In the records below, find each line containing the word "MEDICAL" and copy it.

★ ★ ★

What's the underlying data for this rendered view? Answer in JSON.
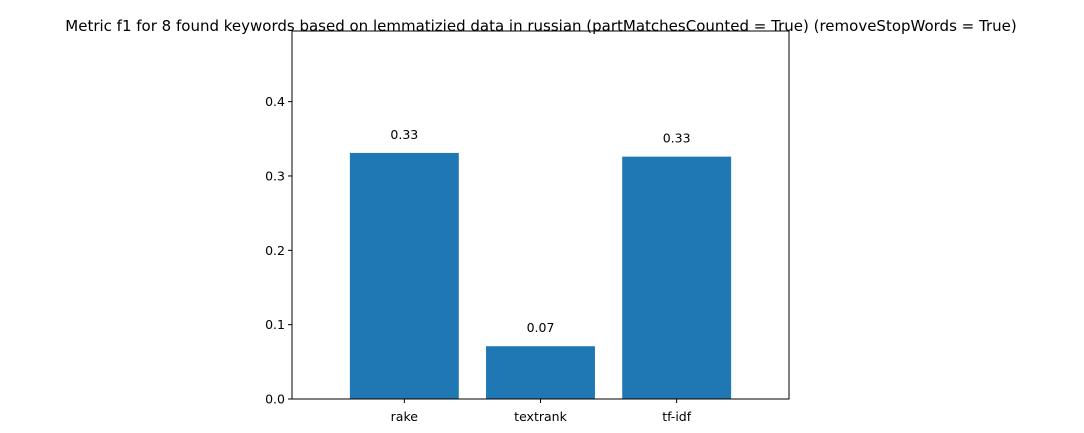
{
  "chart_data": {
    "type": "bar",
    "title": "Metric f1 for 8 found keywords based on lemmatizied data in russian (partMatchesCounted = True) (removeStopWords = True)",
    "xlabel": "",
    "ylabel": "",
    "categories": [
      "rake",
      "textrank",
      "tf-idf"
    ],
    "values": [
      0.331,
      0.071,
      0.326
    ],
    "data_labels": [
      "0.33",
      "0.07",
      "0.33"
    ],
    "ylim": [
      0,
      0.495
    ],
    "yticks": [
      0.0,
      0.1,
      0.2,
      0.3,
      0.4
    ],
    "ytick_labels": [
      "0.0",
      "0.1",
      "0.2",
      "0.3",
      "0.4"
    ],
    "bar_color": "#1f77b4",
    "grid": false,
    "legend": "none"
  }
}
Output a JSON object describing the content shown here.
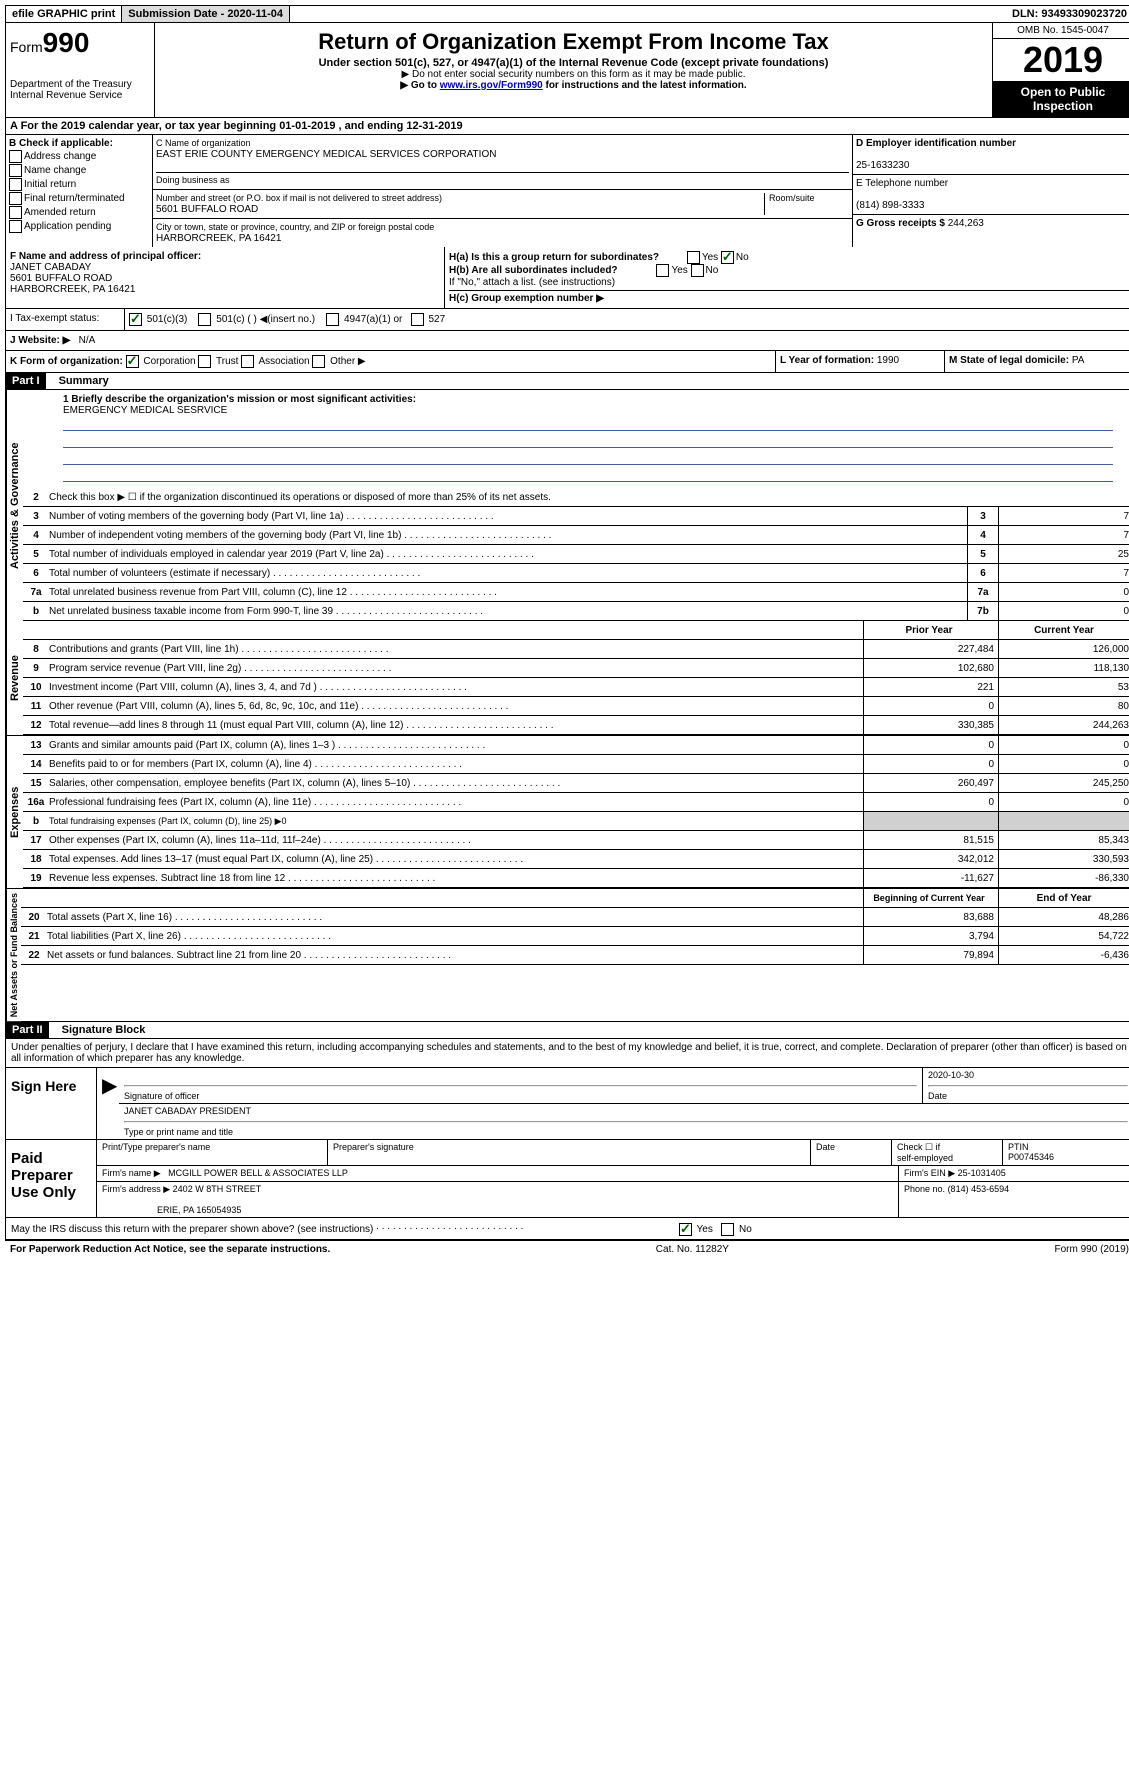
{
  "top": {
    "efile": "efile GRAPHIC print",
    "submission": "Submission Date - 2020-11-04",
    "dln": "DLN: 93493309023720"
  },
  "header": {
    "form_prefix": "Form",
    "form_num": "990",
    "dept": "Department of the Treasury",
    "irs": "Internal Revenue Service",
    "title": "Return of Organization Exempt From Income Tax",
    "sub1": "Under section 501(c), 527, or 4947(a)(1) of the Internal Revenue Code (except private foundations)",
    "sub2": "▶ Do not enter social security numbers on this form as it may be made public.",
    "sub3_pre": "▶ Go to ",
    "sub3_link": "www.irs.gov/Form990",
    "sub3_post": " for instructions and the latest information.",
    "omb": "OMB No. 1545-0047",
    "year": "2019",
    "open": "Open to Public Inspection"
  },
  "row_a": "A For the 2019 calendar year, or tax year beginning 01-01-2019   , and ending 12-31-2019",
  "box_b": {
    "title": "B Check if applicable:",
    "opts": [
      "Address change",
      "Name change",
      "Initial return",
      "Final return/terminated",
      "Amended return",
      "Application pending"
    ]
  },
  "box_c": {
    "label_name": "C Name of organization",
    "org_name": "EAST ERIE COUNTY EMERGENCY MEDICAL SERVICES CORPORATION",
    "dba_label": "Doing business as",
    "addr_label": "Number and street (or P.O. box if mail is not delivered to street address)",
    "room_label": "Room/suite",
    "addr": "5601 BUFFALO ROAD",
    "city_label": "City or town, state or province, country, and ZIP or foreign postal code",
    "city": "HARBORCREEK, PA  16421"
  },
  "box_d": {
    "label": "D Employer identification number",
    "val": "25-1633230"
  },
  "box_e": {
    "label": "E Telephone number",
    "val": "(814) 898-3333"
  },
  "box_g": {
    "label": "G Gross receipts $",
    "val": "244,263"
  },
  "box_f": {
    "label": "F Name and address of principal officer:",
    "name": "JANET CABADAY",
    "addr1": "5601 BUFFALO ROAD",
    "addr2": "HARBORCREEK, PA  16421"
  },
  "box_h": {
    "a": "H(a)  Is this a group return for subordinates?",
    "b": "H(b)  Are all subordinates included?",
    "b2": "If \"No,\" attach a list. (see instructions)",
    "c": "H(c)  Group exemption number ▶"
  },
  "tax_status": {
    "label": "Tax-exempt status:",
    "o1": "501(c)(3)",
    "o2": "501(c) (  ) ◀(insert no.)",
    "o3": "4947(a)(1) or",
    "o4": "527"
  },
  "box_j": {
    "label": "J Website: ▶",
    "val": "N/A"
  },
  "box_k": {
    "label": "K Form of organization:",
    "o1": "Corporation",
    "o2": "Trust",
    "o3": "Association",
    "o4": "Other ▶"
  },
  "box_l": {
    "label": "L Year of formation:",
    "val": "1990"
  },
  "box_m": {
    "label": "M State of legal domicile:",
    "val": "PA"
  },
  "part1": {
    "label": "Part I",
    "title": "Summary"
  },
  "mission": {
    "label": "1 Briefly describe the organization's mission or most significant activities:",
    "text": "EMERGENCY MEDICAL SESRVICE"
  },
  "line2": "Check this box ▶ ☐ if the organization discontinued its operations or disposed of more than 25% of its net assets.",
  "summary_rows": [
    {
      "n": "3",
      "t": "Number of voting members of the governing body (Part VI, line 1a)",
      "b": "3",
      "v": "7"
    },
    {
      "n": "4",
      "t": "Number of independent voting members of the governing body (Part VI, line 1b)",
      "b": "4",
      "v": "7"
    },
    {
      "n": "5",
      "t": "Total number of individuals employed in calendar year 2019 (Part V, line 2a)",
      "b": "5",
      "v": "25"
    },
    {
      "n": "6",
      "t": "Total number of volunteers (estimate if necessary)",
      "b": "6",
      "v": "7"
    },
    {
      "n": "7a",
      "t": "Total unrelated business revenue from Part VIII, column (C), line 12",
      "b": "7a",
      "v": "0"
    },
    {
      "n": "b",
      "t": "Net unrelated business taxable income from Form 990-T, line 39",
      "b": "7b",
      "v": "0"
    }
  ],
  "col_headers": {
    "prior": "Prior Year",
    "current": "Current Year"
  },
  "revenue_rows": [
    {
      "n": "8",
      "t": "Contributions and grants (Part VIII, line 1h)",
      "p": "227,484",
      "c": "126,000"
    },
    {
      "n": "9",
      "t": "Program service revenue (Part VIII, line 2g)",
      "p": "102,680",
      "c": "118,130"
    },
    {
      "n": "10",
      "t": "Investment income (Part VIII, column (A), lines 3, 4, and 7d )",
      "p": "221",
      "c": "53"
    },
    {
      "n": "11",
      "t": "Other revenue (Part VIII, column (A), lines 5, 6d, 8c, 9c, 10c, and 11e)",
      "p": "0",
      "c": "80"
    },
    {
      "n": "12",
      "t": "Total revenue—add lines 8 through 11 (must equal Part VIII, column (A), line 12)",
      "p": "330,385",
      "c": "244,263"
    }
  ],
  "expense_rows": [
    {
      "n": "13",
      "t": "Grants and similar amounts paid (Part IX, column (A), lines 1–3 )",
      "p": "0",
      "c": "0"
    },
    {
      "n": "14",
      "t": "Benefits paid to or for members (Part IX, column (A), line 4)",
      "p": "0",
      "c": "0"
    },
    {
      "n": "15",
      "t": "Salaries, other compensation, employee benefits (Part IX, column (A), lines 5–10)",
      "p": "260,497",
      "c": "245,250"
    },
    {
      "n": "16a",
      "t": "Professional fundraising fees (Part IX, column (A), line 11e)",
      "p": "0",
      "c": "0"
    }
  ],
  "line16b": {
    "n": "b",
    "t": "Total fundraising expenses (Part IX, column (D), line 25) ▶0"
  },
  "expense_rows2": [
    {
      "n": "17",
      "t": "Other expenses (Part IX, column (A), lines 11a–11d, 11f–24e)",
      "p": "81,515",
      "c": "85,343"
    },
    {
      "n": "18",
      "t": "Total expenses. Add lines 13–17 (must equal Part IX, column (A), line 25)",
      "p": "342,012",
      "c": "330,593"
    },
    {
      "n": "19",
      "t": "Revenue less expenses. Subtract line 18 from line 12",
      "p": "-11,627",
      "c": "-86,330"
    }
  ],
  "na_headers": {
    "begin": "Beginning of Current Year",
    "end": "End of Year"
  },
  "na_rows": [
    {
      "n": "20",
      "t": "Total assets (Part X, line 16)",
      "p": "83,688",
      "c": "48,286"
    },
    {
      "n": "21",
      "t": "Total liabilities (Part X, line 26)",
      "p": "3,794",
      "c": "54,722"
    },
    {
      "n": "22",
      "t": "Net assets or fund balances. Subtract line 21 from line 20",
      "p": "79,894",
      "c": "-6,436"
    }
  ],
  "section_labels": {
    "gov": "Activities & Governance",
    "rev": "Revenue",
    "exp": "Expenses",
    "na": "Net Assets or Fund Balances"
  },
  "part2": {
    "label": "Part II",
    "title": "Signature Block"
  },
  "penalty": "Under penalties of perjury, I declare that I have examined this return, including accompanying schedules and statements, and to the best of my knowledge and belief, it is true, correct, and complete. Declaration of preparer (other than officer) is based on all information of which preparer has any knowledge.",
  "sign": {
    "here": "Sign Here",
    "sig_of": "Signature of officer",
    "date_lbl": "Date",
    "date": "2020-10-30",
    "name": "JANET CABADAY PRESIDENT",
    "type_lbl": "Type or print name and title"
  },
  "paid": {
    "label": "Paid Preparer Use Only",
    "c1": "Print/Type preparer's name",
    "c2": "Preparer's signature",
    "c3": "Date",
    "c4_a": "Check ☐ if",
    "c4_b": "self-employed",
    "c5": "PTIN",
    "ptin": "P00745346",
    "firm_lbl": "Firm's name  ▶",
    "firm": "MCGILL POWER BELL & ASSOCIATES LLP",
    "ein_lbl": "Firm's EIN ▶",
    "ein": "25-1031405",
    "addr_lbl": "Firm's address ▶",
    "addr1": "2402 W 8TH STREET",
    "addr2": "ERIE, PA  165054935",
    "phone_lbl": "Phone no.",
    "phone": "(814) 453-6594"
  },
  "discuss": "May the IRS discuss this return with the preparer shown above? (see instructions)",
  "footer": {
    "pra": "For Paperwork Reduction Act Notice, see the separate instructions.",
    "cat": "Cat. No. 11282Y",
    "form": "Form 990 (2019)"
  }
}
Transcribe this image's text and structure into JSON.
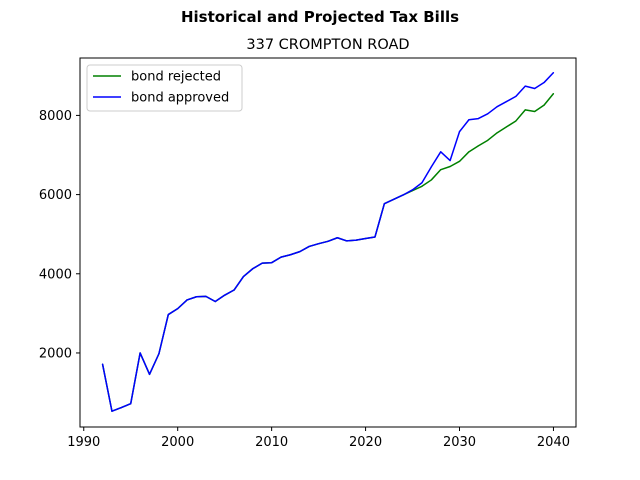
{
  "chart_data": {
    "type": "line",
    "suptitle": "Historical and Projected Tax Bills",
    "title": "337 CROMPTON ROAD",
    "xlabel": "",
    "ylabel": "",
    "xlim": [
      1989.6,
      2042.4
    ],
    "ylim": [
      130,
      9450
    ],
    "x_ticks": [
      1990,
      2000,
      2010,
      2020,
      2030,
      2040
    ],
    "y_ticks": [
      2000,
      4000,
      6000,
      8000
    ],
    "grid": false,
    "legend_position": "top-left",
    "series": [
      {
        "name": "bond rejected",
        "color": "#008000",
        "x": [
          1992,
          1993,
          1994,
          1995,
          1996,
          1997,
          1998,
          1999,
          2000,
          2001,
          2002,
          2003,
          2004,
          2005,
          2006,
          2007,
          2008,
          2009,
          2010,
          2011,
          2012,
          2013,
          2014,
          2015,
          2016,
          2017,
          2018,
          2019,
          2020,
          2021,
          2022,
          2023,
          2024,
          2025,
          2026,
          2027,
          2028,
          2029,
          2030,
          2031,
          2032,
          2033,
          2034,
          2035,
          2036,
          2037,
          2038,
          2039,
          2040
        ],
        "values": [
          1720,
          530,
          620,
          720,
          2000,
          1460,
          1980,
          2970,
          3120,
          3340,
          3420,
          3430,
          3300,
          3460,
          3590,
          3930,
          4130,
          4270,
          4280,
          4420,
          4480,
          4560,
          4690,
          4760,
          4820,
          4910,
          4830,
          4850,
          4890,
          4930,
          5770,
          5880,
          5990,
          6100,
          6210,
          6370,
          6630,
          6710,
          6840,
          7080,
          7230,
          7370,
          7560,
          7710,
          7860,
          8140,
          8100,
          8260,
          8550
        ]
      },
      {
        "name": "bond approved",
        "color": "#0000ff",
        "x": [
          1992,
          1993,
          1994,
          1995,
          1996,
          1997,
          1998,
          1999,
          2000,
          2001,
          2002,
          2003,
          2004,
          2005,
          2006,
          2007,
          2008,
          2009,
          2010,
          2011,
          2012,
          2013,
          2014,
          2015,
          2016,
          2017,
          2018,
          2019,
          2020,
          2021,
          2022,
          2023,
          2024,
          2025,
          2026,
          2027,
          2028,
          2029,
          2030,
          2031,
          2032,
          2033,
          2034,
          2035,
          2036,
          2037,
          2038,
          2039,
          2040
        ],
        "values": [
          1720,
          530,
          620,
          720,
          2000,
          1460,
          1980,
          2970,
          3120,
          3340,
          3420,
          3430,
          3300,
          3460,
          3590,
          3930,
          4130,
          4270,
          4280,
          4420,
          4480,
          4560,
          4690,
          4760,
          4820,
          4910,
          4830,
          4850,
          4890,
          4930,
          5770,
          5880,
          5990,
          6120,
          6300,
          6700,
          7080,
          6860,
          7590,
          7890,
          7920,
          8040,
          8220,
          8350,
          8480,
          8740,
          8680,
          8830,
          9080
        ]
      }
    ]
  }
}
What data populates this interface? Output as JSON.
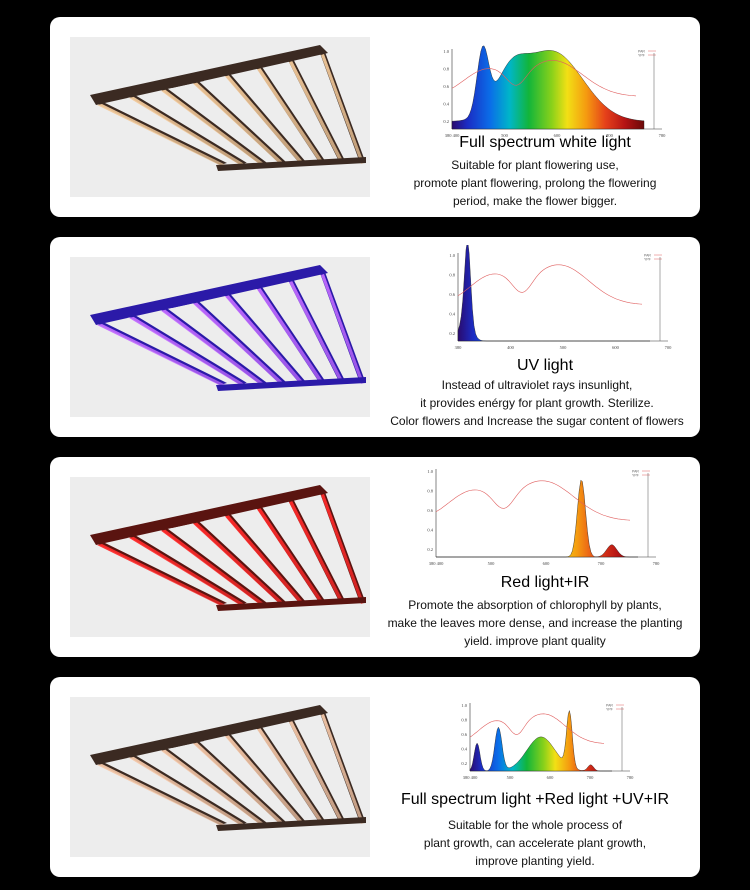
{
  "panels": [
    {
      "title": "Full spectrum white light",
      "desc": [
        "Suitable for plant flowering use,",
        "promote plant flowering, prolong the flowering",
        "period, make the flower bigger."
      ],
      "light_color": "#f2c99a",
      "frame_color": "#3b2a22",
      "bg_color": "#ededed",
      "chart": {
        "ticks": [
          "380 400",
          "500",
          "600",
          "700",
          "780"
        ],
        "yticks": [
          "1.0",
          "0.8",
          "0.6",
          "0.4",
          "0.2"
        ],
        "legend": [
          "PAR",
          "YPF"
        ]
      }
    },
    {
      "title": "UV light",
      "desc": [
        "Instead of ultraviolet rays insunlight,",
        "it provides enérgy for plant growth.  Sterilize.",
        "Color flowers and Increase the sugar content of flowers"
      ],
      "light_color": "#c26bff",
      "frame_color": "#2b1aa8",
      "bg_color": "#ededed",
      "chart": {
        "ticks": [
          "380",
          "400",
          "500",
          "600",
          "700"
        ],
        "yticks": [
          "1.0",
          "0.8",
          "0.6",
          "0.4",
          "0.2"
        ],
        "legend": [
          "PAR",
          "YPF"
        ]
      }
    },
    {
      "title": "Red light+IR",
      "desc": [
        "Promote the absorption of chlorophyll by plants,",
        "make the leaves more dense, and increase the planting",
        "yield. improve plant quality"
      ],
      "light_color": "#ff2a2a",
      "frame_color": "#5a1410",
      "bg_color": "#ededed",
      "chart": {
        "ticks": [
          "380 400",
          "500",
          "600",
          "700",
          "780"
        ],
        "yticks": [
          "1.0",
          "0.8",
          "0.6",
          "0.4",
          "0.2"
        ],
        "legend": [
          "PAR",
          "YPF"
        ]
      }
    },
    {
      "title": "Full spectrum light +Red light +UV+IR",
      "desc": [
        "Suitable for the whole process of",
        "plant growth, can accelerate plant growth,",
        "improve planting yield."
      ],
      "light_color": "#f4c7a8",
      "frame_color": "#3b2a22",
      "bg_color": "#ededed",
      "chart": {
        "ticks": [
          "380 400",
          "500",
          "600",
          "700",
          "780"
        ],
        "yticks": [
          "1.0",
          "0.8",
          "0.6",
          "0.4",
          "0.2"
        ],
        "legend": [
          "PAR",
          "YPF"
        ]
      }
    }
  ]
}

★ ★ ★

**Finished exercise:**
    "org_name": "EAST ERIE COUNTY EMERGENCY MEDICAL SERVICES CORPORATION",
    "text": "EMERGENCY MEDICAL SESRVICE"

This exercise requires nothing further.